• [TASK BRIEF] Omit every image, and transcribe the remaining entries exactly as given.

[Collected data]
*****

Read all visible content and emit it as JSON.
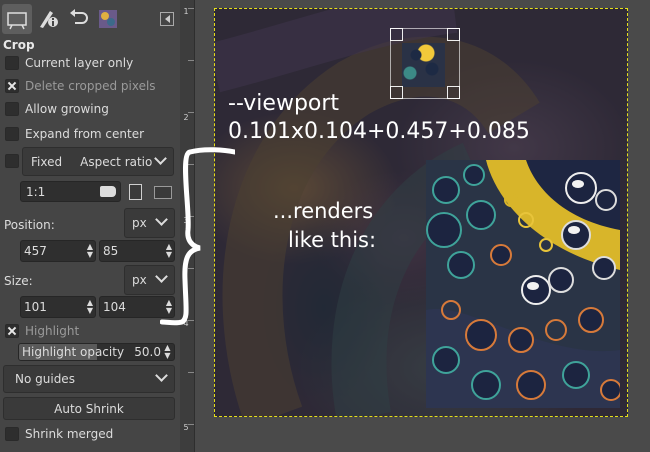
{
  "panel": {
    "title": "Crop",
    "options": {
      "current_layer_only": "Current layer only",
      "delete_cropped_pixels": "Delete cropped pixels",
      "allow_growing": "Allow growing",
      "expand_from_center": "Expand from center"
    },
    "fixed": {
      "label": "Fixed",
      "mode": "Aspect ratio",
      "ratio_value": "1:1"
    },
    "position": {
      "label": "Position:",
      "unit": "px",
      "x": "457",
      "y": "85"
    },
    "size": {
      "label": "Size:",
      "unit": "px",
      "w": "101",
      "h": "104"
    },
    "highlight": {
      "label": "Highlight"
    },
    "highlight_opacity": {
      "label": "Highlight opacity",
      "value": "50.0"
    },
    "guides": {
      "selected": "No guides"
    },
    "auto_shrink": "Auto Shrink",
    "shrink_merged": "Shrink merged"
  },
  "tabs": [
    {
      "name": "tool-options-tab",
      "icon": "tool-options-icon"
    },
    {
      "name": "device-status-tab",
      "icon": "device-status-icon"
    },
    {
      "name": "undo-history-tab",
      "icon": "undo-history-icon"
    },
    {
      "name": "images-tab",
      "icon": "image-thumbnail-icon"
    }
  ],
  "ruler": {
    "labels": [
      "1",
      "2",
      "3",
      "4",
      "5"
    ]
  },
  "overlay": {
    "viewport_line1": "--viewport",
    "viewport_line2": "0.101x0.104+0.457+0.085",
    "renders_line1": "...renders",
    "renders_line2": "like this:"
  },
  "colors": {
    "highlight_border": "#e6e01a",
    "panel_bg": "#454545",
    "canvas_bg": "#4a4a4a"
  }
}
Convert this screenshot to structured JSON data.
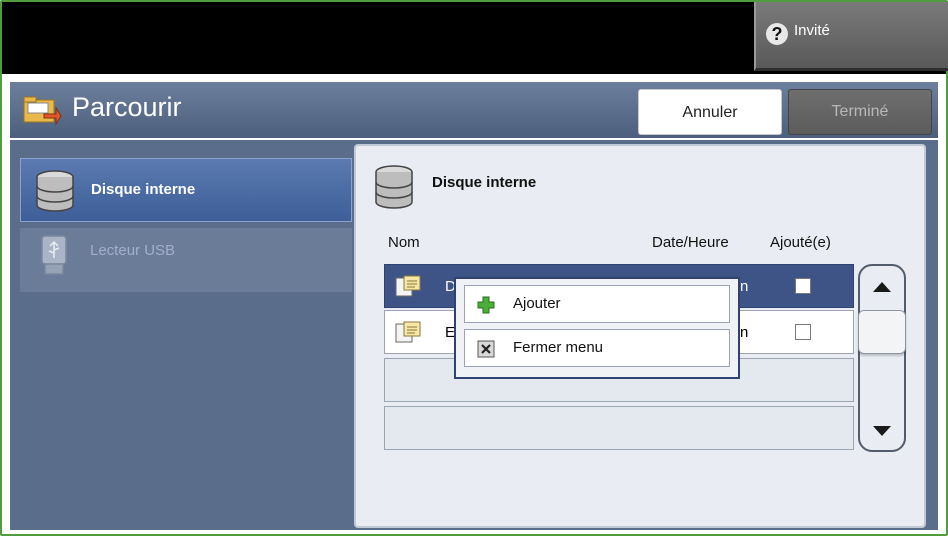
{
  "header": {
    "guest_label": "Invité",
    "guest_icon": "help-question-icon"
  },
  "titlebar": {
    "title": "Parcourir",
    "icon": "folder-browse-icon",
    "cancel_label": "Annuler",
    "done_label": "Terminé"
  },
  "sidebar": {
    "items": [
      {
        "label": "Disque interne",
        "icon": "hard-drive-icon",
        "selected": true
      },
      {
        "label": "Lecteur USB",
        "icon": "usb-drive-icon",
        "disabled": true
      }
    ]
  },
  "panel": {
    "title": "Disque interne",
    "icon": "hard-drive-icon",
    "columns": {
      "name": "Nom",
      "date": "Date/Heure",
      "added": "Ajouté(e)"
    },
    "rows": [
      {
        "name": "Dis",
        "date": "n",
        "checked": false,
        "selected": true
      },
      {
        "name": "En",
        "date": "n",
        "checked": false,
        "selected": false
      },
      {
        "name": "",
        "date": ""
      },
      {
        "name": "",
        "date": ""
      }
    ]
  },
  "context_menu": {
    "items": [
      {
        "label": "Ajouter",
        "icon": "plus-icon"
      },
      {
        "label": "Fermer menu",
        "icon": "close-icon"
      }
    ]
  },
  "colors": {
    "frame": "#4f9d3f",
    "title_bar": "#5a6d8b",
    "selected": "#3e5486"
  }
}
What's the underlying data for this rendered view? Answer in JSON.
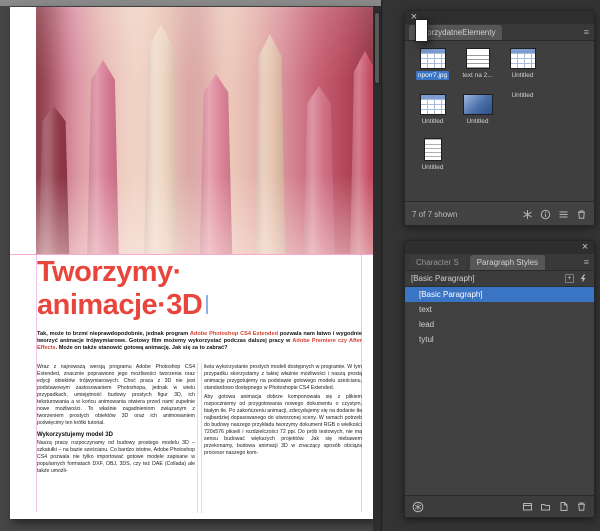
{
  "colors": {
    "accent_blue": "#3a74c4",
    "heading_red": "#e8463d",
    "panel_bg": "#424242",
    "app_bg": "#333333"
  },
  "icons": {
    "close": "×",
    "panel_menu": "≡",
    "plus_badge": "+",
    "library_footer": [
      "asterisk-icon",
      "info-icon",
      "list-icon",
      "trash-icon"
    ],
    "styles_footer": [
      "asterisk-circle-icon",
      "panel-icon",
      "folder-icon",
      "new-style-icon",
      "trash-icon"
    ]
  },
  "document": {
    "heading_line1": "Tworzymy·",
    "heading_line2": "animacje·3D",
    "lead_1": "Tak, może to brzmi nieprawdopodobnie, jednak program ",
    "lead_em1": "Adobe Photoshop CS4 Extended",
    "lead_2": " pozwala nam łatwo i wygodnie tworzyć animacje trójwymiarowe. Gotowy film możemy wykorzystać podczas dalszej pracy w ",
    "lead_em2": "Adobe Premiere czy After Effects",
    "lead_3": ". Może on także stanowić gotową animację. Jak się za to zabrać?",
    "col1_p1": "Wraz z najnowszą wersją programu Adobe Photoshop CS4 Extended, znacznie poprawiono jego możliwości tworzenia oraz edycji obiektów trójwymiarowych. Choć praca z 3D nie jest podstawowym zastosowaniem Photoshopa, jednak w wielu przypadkach, umiejętność budowy prostych figur 3D, ich teksturowania a w końcu animowania otwiera przed nami zupełnie nowe możliwości. To właśnie zagadnieniom związanym z tworzeniem prostych obiektów 3D oraz ich animowaniem poświęcimy ten krótki tutorial.",
    "col1_subhead": "Wykorzystujemy model 3D",
    "col1_p2": "Naszą pracę rozpoczynamy od budowy prostego modelu 3D – szkatułki – na bazie sześcianu. Co bardzo istotne, Adobe Photoshop CS4 pozwala nie tylko importować gotowe modele zapisane w popularnych formatach DXF, OBJ, 3DS, czy też DAE (Collada) ale także umożli-",
    "col2_p1": "liwia wykorzystanie prostych modeli dostępnych w programie. W tym przypadku skorzystamy z takiej właśnie możliwości i naszą prostą animację przygotujemy na podstawie gotowego modelu sześcianu, standardowo dostępnego w Photoshopie CS4 Extended.",
    "col2_p2": "Aby gotowa animacja dobrze komponowała się z plikiem rozpoczniemy od przygotowania nowego dokumentu o czystym, białym tle. Po zakończeniu animacji, zdecydujemy się na dodanie tła najbardziej dopasowanego do utworzonej sceny. W ramach potrzeb do budowy naszego przykładu tworzymy dokument RGB o wielkości 720x576 pikseli i rozdzielczości 72 ppi. Do prób testowych, nie ma sensu budować większych projektów. Jak się niebawem przekonamy, budowa animacji 3D w znaczący sposób obciąża procesor naszego kom-"
  },
  "library_panel": {
    "title": "przydatneElementy",
    "status": "7 of 7 shown",
    "items": [
      {
        "label": "nporr7.jpg"
      },
      {
        "label": "text na 2..."
      },
      {
        "label": "Untitled"
      },
      {
        "label": "Untitled"
      },
      {
        "label": "Untitled"
      },
      {
        "label": "Untitled"
      },
      {
        "label": "Untitled"
      }
    ]
  },
  "styles_panel": {
    "tab_character": "Character S",
    "tab_paragraph": "Paragraph Styles",
    "current_style": "[Basic Paragraph]",
    "styles": [
      {
        "name": "[Basic Paragraph]"
      },
      {
        "name": "text"
      },
      {
        "name": "lead"
      },
      {
        "name": "tytul"
      }
    ]
  }
}
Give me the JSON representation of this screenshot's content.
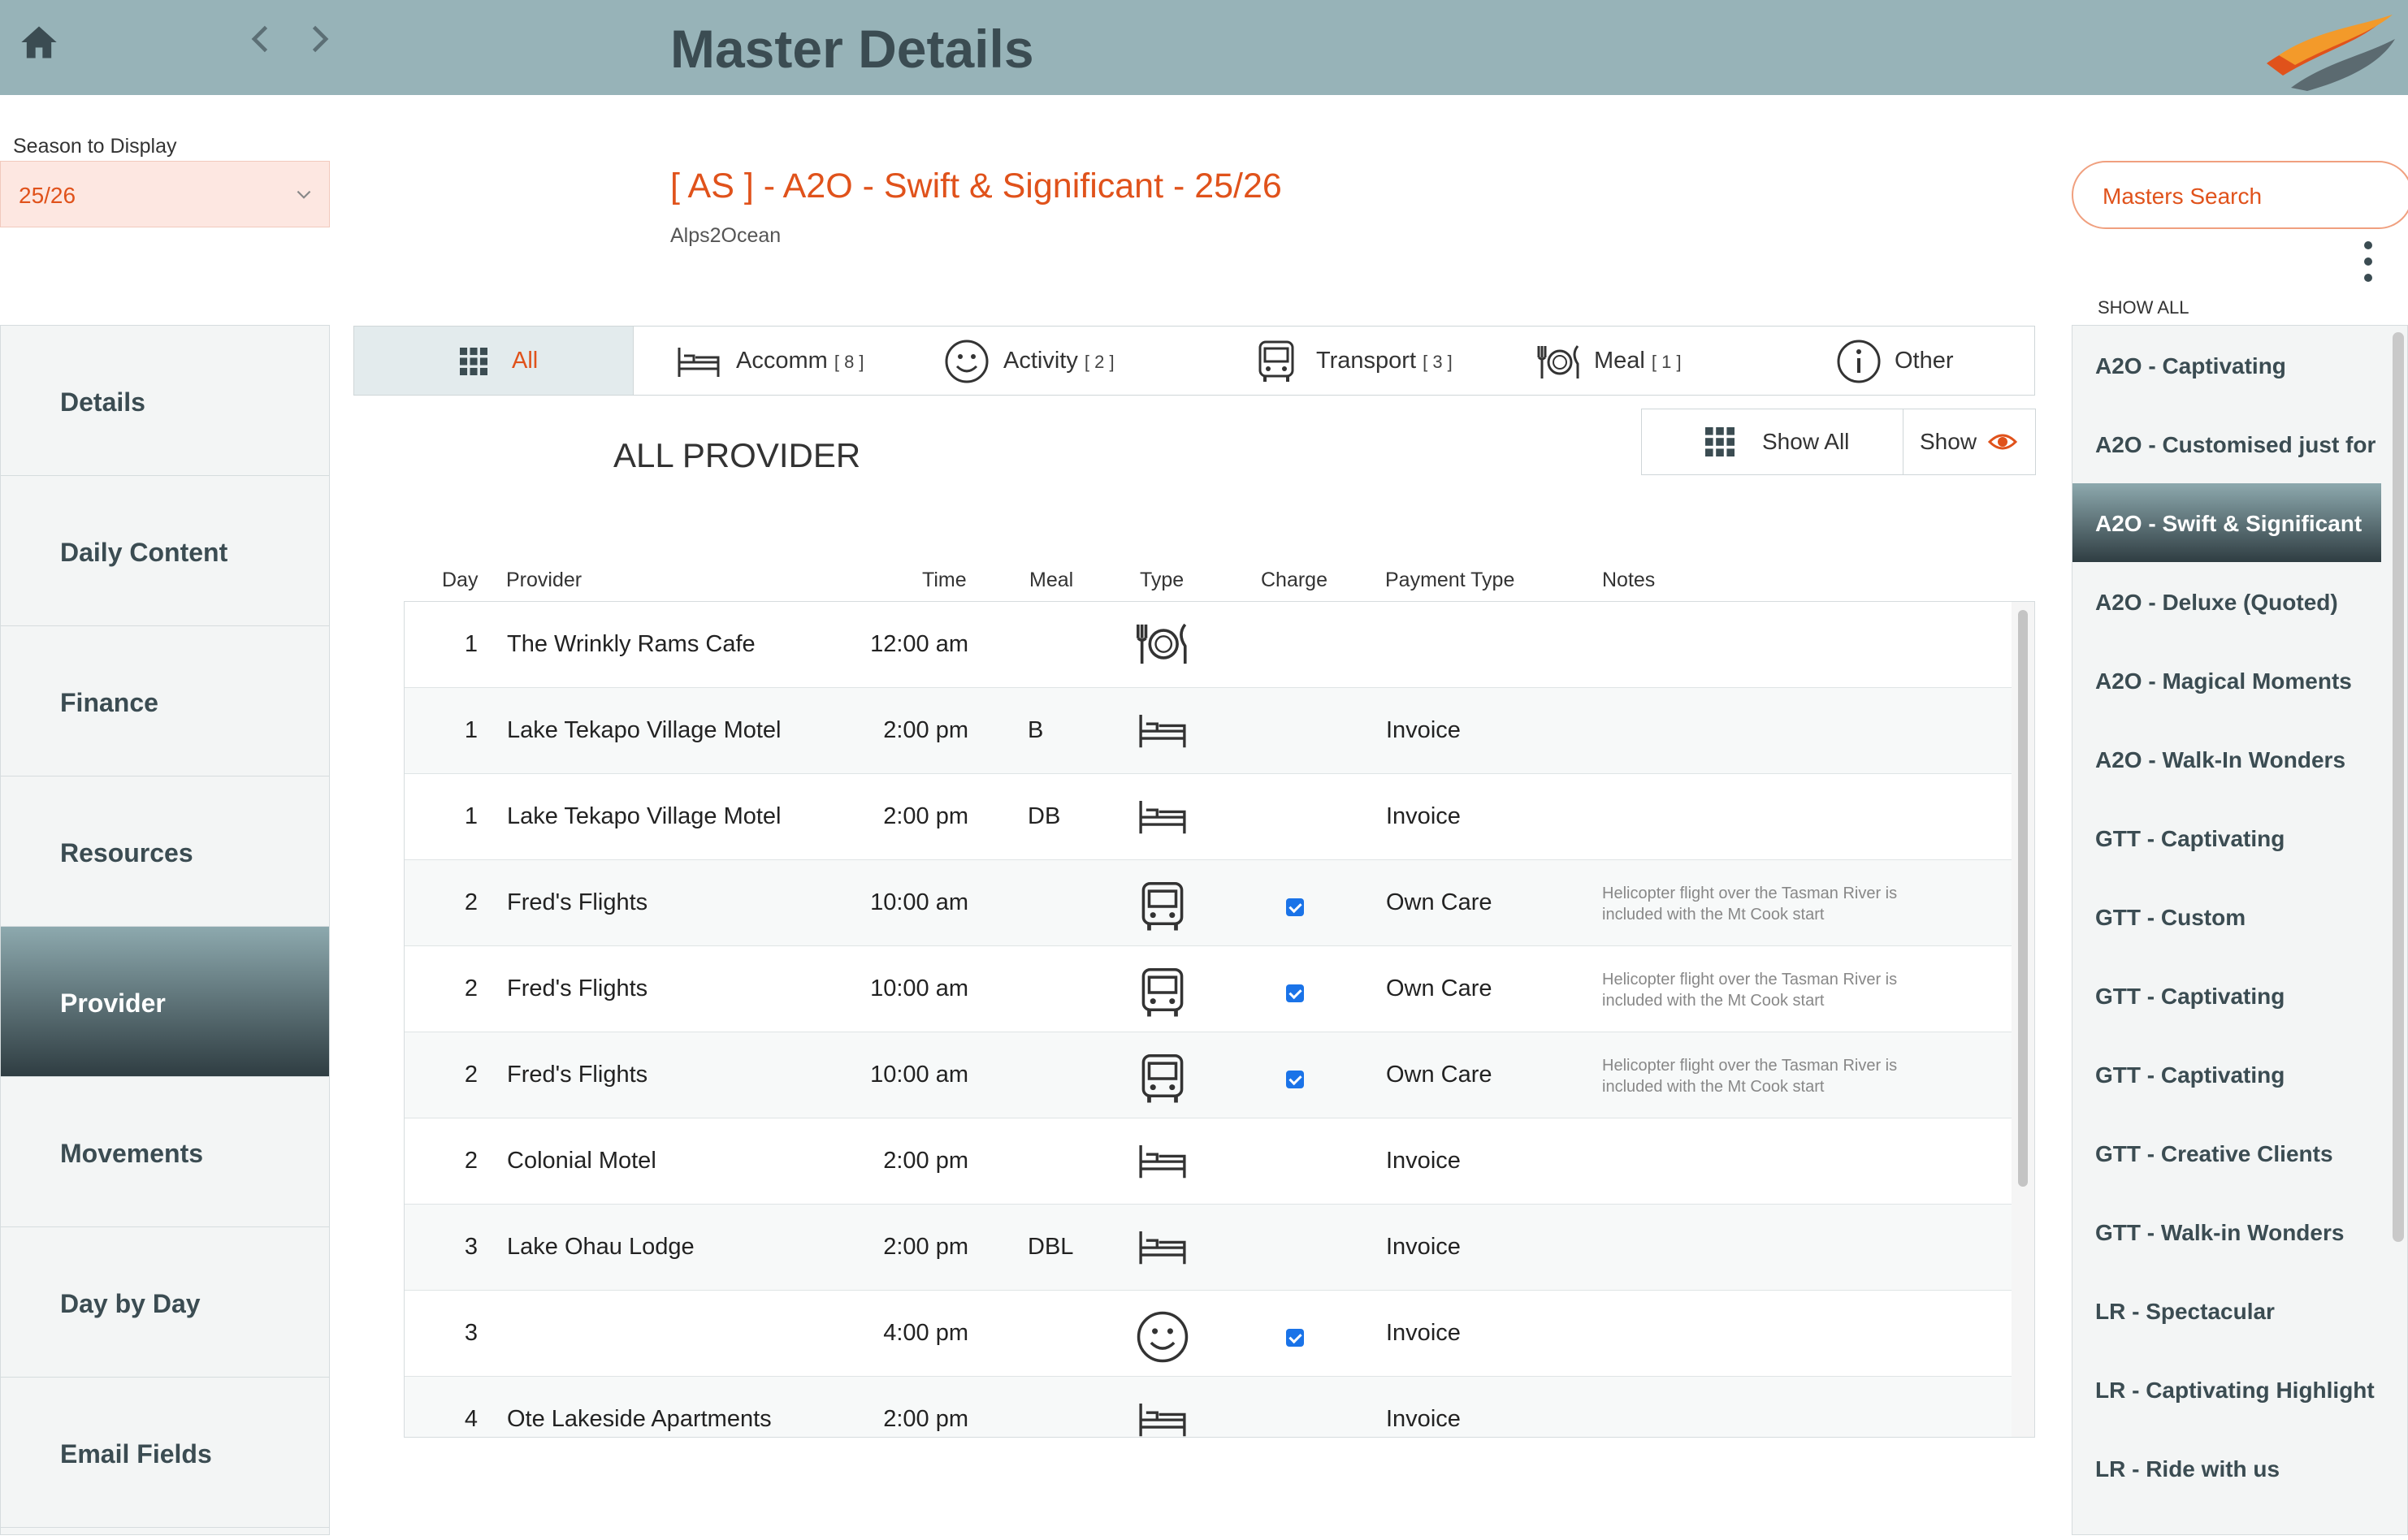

*****

• [PROBLEM SOLUTION]
Read all visible content and emit it as JSON.
{
  "panel": {
    "title": "Crop",
    "options": {
      "current_layer_only": "Current layer only",
      "delete_cropped_pixels": "Delete cropped pixels",
      "allow_growing": "Allow growing",
      "expand_from_center": "Expand from center"
    },
    "fixed": {
      "label": "Fixed",
      "mode": "Aspect ratio",
      "ratio_value": "1:1"
    },
    "position": {
      "label": "Position:",
      "unit": "px",
      "x": "457",
      "y": "85"
    },
    "size": {
      "label": "Size:",
      "unit": "px",
      "w": "101",
      "h": "104"
    },
    "highlight": {
      "label": "Highlight"
    },
    "highlight_opacity": {
      "label": "Highlight opacity",
      "value": "50.0"
    },
    "guides": {
      "selected": "No guides"
    },
    "auto_shrink": "Auto Shrink",
    "shrink_merged": "Shrink merged"
  },
  "tabs": [
    {
      "name": "tool-options-tab",
      "icon": "tool-options-icon"
    },
    {
      "name": "device-status-tab",
      "icon": "device-status-icon"
    },
    {
      "name": "undo-history-tab",
      "icon": "undo-history-icon"
    },
    {
      "name": "images-tab",
      "icon": "image-thumbnail-icon"
    }
  ],
  "ruler": {
    "labels": [
      "1",
      "2",
      "3",
      "4",
      "5"
    ]
  },
  "overlay": {
    "viewport_line1": "--viewport",
    "viewport_line2": "0.101x0.104+0.457+0.085",
    "renders_line1": "...renders",
    "renders_line2": "like this:"
  },
  "colors": {
    "highlight_border": "#e6e01a",
    "panel_bg": "#454545",
    "canvas_bg": "#4a4a4a"
  }
}
Convert this screenshot to structured JSON data.
{
  "header": {
    "guest_label": "Invité",
    "guest_icon": "help-question-icon"
  },
  "titlebar": {
    "title": "Parcourir",
    "icon": "folder-browse-icon",
    "cancel_label": "Annuler",
    "done_label": "Terminé"
  },
  "sidebar": {
    "items": [
      {
        "label": "Disque interne",
        "icon": "hard-drive-icon",
        "selected": true
      },
      {
        "label": "Lecteur USB",
        "icon": "usb-drive-icon",
        "disabled": true
      }
    ]
  },
  "panel": {
    "title": "Disque interne",
    "icon": "hard-drive-icon",
    "columns": {
      "name": "Nom",
      "date": "Date/Heure",
      "added": "Ajouté(e)"
    },
    "rows": [
      {
        "name": "Dis",
        "date": "n",
        "checked": false,
        "selected": true
      },
      {
        "name": "En",
        "date": "n",
        "checked": false,
        "selected": false
      },
      {
        "name": "",
        "date": ""
      },
      {
        "name": "",
        "date": ""
      }
    ]
  },
  "context_menu": {
    "items": [
      {
        "label": "Ajouter",
        "icon": "plus-icon"
      },
      {
        "label": "Fermer menu",
        "icon": "close-icon"
      }
    ]
  },
  "colors": {
    "frame": "#4f9d3f",
    "title_bar": "#5a6d8b",
    "selected": "#3e5486"
  }
}
What's the underlying data for this rendered view? Answer in JSON.
{
  "colors": {
    "accent_blue": "#3a74c4",
    "heading_red": "#e8463d",
    "panel_bg": "#424242",
    "app_bg": "#333333"
  },
  "icons": {
    "close": "×",
    "panel_menu": "≡",
    "plus_badge": "+",
    "library_footer": [
      "asterisk-icon",
      "info-icon",
      "list-icon",
      "trash-icon"
    ],
    "styles_footer": [
      "asterisk-circle-icon",
      "panel-icon",
      "folder-icon",
      "new-style-icon",
      "trash-icon"
    ]
  },
  "document": {
    "heading_line1": "Tworzymy·",
    "heading_line2": "animacje·3D",
    "lead_1": "Tak, może to brzmi nieprawdopodobnie, jednak program ",
    "lead_em1": "Adobe Photoshop CS4 Extended",
    "lead_2": " pozwala nam łatwo i wygodnie tworzyć animacje trójwymiarowe. Gotowy film możemy wykorzystać podczas dalszej pracy w ",
    "lead_em2": "Adobe Premiere czy After Effects",
    "lead_3": ". Może on także stanowić gotową animację. Jak się za to zabrać?",
    "col1_p1": "Wraz z najnowszą wersją programu Adobe Photoshop CS4 Extended, znacznie poprawiono jego możliwości tworzenia oraz edycji obiektów trójwymiarowych. Choć praca z 3D nie jest podstawowym zastosowaniem Photoshopa, jednak w wielu przypadkach, umiejętność budowy prostych figur 3D, ich teksturowania a w końcu animowania otwiera przed nami zupełnie nowe możliwości. To właśnie zagadnieniom związanym z tworzeniem prostych obiektów 3D oraz ich animowaniem poświęcimy ten krótki tutorial.",
    "col1_subhead": "Wykorzystujemy model 3D",
    "col1_p2": "Naszą pracę rozpoczynamy od budowy prostego modelu 3D – szkatułki – na bazie sześcianu. Co bardzo istotne, Adobe Photoshop CS4 pozwala nie tylko importować gotowe modele zapisane w popularnych formatach DXF, OBJ, 3DS, czy też DAE (Collada) ale także umożli-",
    "col2_p1": "liwia wykorzystanie prostych modeli dostępnych w programie. W tym przypadku skorzystamy z takiej właśnie możliwości i naszą prostą animację przygotujemy na podstawie gotowego modelu sześcianu, standardowo dostępnego w Photoshopie CS4 Extended.",
    "col2_p2": "Aby gotowa animacja dobrze komponowała się z plikiem rozpoczniemy od przygotowania nowego dokumentu o czystym, białym tle. Po zakończeniu animacji, zdecydujemy się na dodanie tła najbardziej dopasowanego do utworzonej sceny. W ramach potrzeb do budowy naszego przykładu tworzymy dokument RGB o wielkości 720x576 pikseli i rozdzielczości 72 ppi. Do prób testowych, nie ma sensu budować większych projektów. Jak się niebawem przekonamy, budowa animacji 3D w znaczący sposób obciąża procesor naszego kom-"
  },
  "library_panel": {
    "title": "przydatneElementy",
    "status": "7 of 7 shown",
    "items": [
      {
        "label": "nporr7.jpg"
      },
      {
        "label": "text na 2..."
      },
      {
        "label": "Untitled"
      },
      {
        "label": "Untitled"
      },
      {
        "label": "Untitled"
      },
      {
        "label": "Untitled"
      },
      {
        "label": "Untitled"
      }
    ]
  },
  "styles_panel": {
    "tab_character": "Character S",
    "tab_paragraph": "Paragraph Styles",
    "current_style": "[Basic Paragraph]",
    "styles": [
      {
        "name": "[Basic Paragraph]"
      },
      {
        "name": "text"
      },
      {
        "name": "lead"
      },
      {
        "name": "tytul"
      }
    ]
  }
}
Give me the JSON representation of this screenshot's content.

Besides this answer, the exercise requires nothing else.